How does the Short Term Disability Insurance Policy work?
Short Term Disability Insurance (STD) is a type of coverage that provides a portion of your income if you are unable to work due to an illness or injury. STD benefits usually last for three to six months, depending on your policy and the severity of your condition. STD can help you pay for your living expenses, medical bills, and other financial obligations while you recover from your disability.
To qualify for STD benefits, you must have a medical condition that meets the definition of disability according to your policy. This means that you are unable to perform your regular duties or any other suitable work because of your disability. You must also meet the eligibility requirements of your employer or insurance company, such as having a certain amount of work credits, being employed for a minimum period of time, and applying within a specific deadline.
STD benefits typically start after a waiting period, also known as an elimination period, which is the number of days you must be disabled before you can receive payments. The elimination period can range from 14 days to 90 days, depending on your policy and the cause of your disability. Some policies may also have a pre-existing condition exclusion, which means that you cannot receive benefits for a disability that is related to a medical condition that you had before enrolling in the plan.
STD benefits are designed to provide temporary income protection while you recover from a short-term disability. However, if your disability lasts longer than your benefit period, you may need to apply for long-term disability insurance (LTD), which can provide income replacement for longer periods of time. LTD policies have different eligibility criteria, benefit amounts, and tax implications than STD policies, so you should compare them carefully before choosing a plan.

···

# ACTIVITY LIST:
1. List the examples of employer or insurance company eligibility requirements given in the passage on short-term disability insurance.
2. Reproduce the stretch of the passage on short-term disability insurance from "To qualify for" through "a specific deadline." word for word.

# ENTRIES PROVIDED:
···

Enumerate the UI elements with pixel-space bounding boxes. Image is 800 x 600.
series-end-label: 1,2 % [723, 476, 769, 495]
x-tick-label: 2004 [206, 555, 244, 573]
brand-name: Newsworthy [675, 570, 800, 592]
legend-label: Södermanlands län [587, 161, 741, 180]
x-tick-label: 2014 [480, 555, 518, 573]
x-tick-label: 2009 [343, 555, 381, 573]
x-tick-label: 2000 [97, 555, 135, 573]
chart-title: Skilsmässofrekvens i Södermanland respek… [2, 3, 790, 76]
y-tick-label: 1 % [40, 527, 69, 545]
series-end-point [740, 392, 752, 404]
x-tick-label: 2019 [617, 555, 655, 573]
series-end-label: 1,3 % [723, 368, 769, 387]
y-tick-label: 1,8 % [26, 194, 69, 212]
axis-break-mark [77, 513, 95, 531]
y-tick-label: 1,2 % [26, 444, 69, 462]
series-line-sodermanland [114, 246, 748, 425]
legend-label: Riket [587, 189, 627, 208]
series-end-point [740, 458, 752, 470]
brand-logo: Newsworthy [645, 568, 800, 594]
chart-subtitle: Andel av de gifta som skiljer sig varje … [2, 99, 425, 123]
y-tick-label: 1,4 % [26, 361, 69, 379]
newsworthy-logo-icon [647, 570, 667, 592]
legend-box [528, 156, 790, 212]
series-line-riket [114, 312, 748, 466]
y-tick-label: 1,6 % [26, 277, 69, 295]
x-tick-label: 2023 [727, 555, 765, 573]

···

# ANSWERS TO THE EXERCISE:
1.
- Having a certain amount of work credits
- Being employed for a minimum period of time
- Applying within a specific deadline

2.
To qualify for STD benefits, you must have a medical condition that meets the definition of disability according to your policy. This means that you are unable to perform your regular duties or any other suitable work because of your disability. You must also meet the eligibility requirements of your employer or insurance company, such as having a certain amount of work credits, being employed for a minimum period of time, and applying within a specific deadline.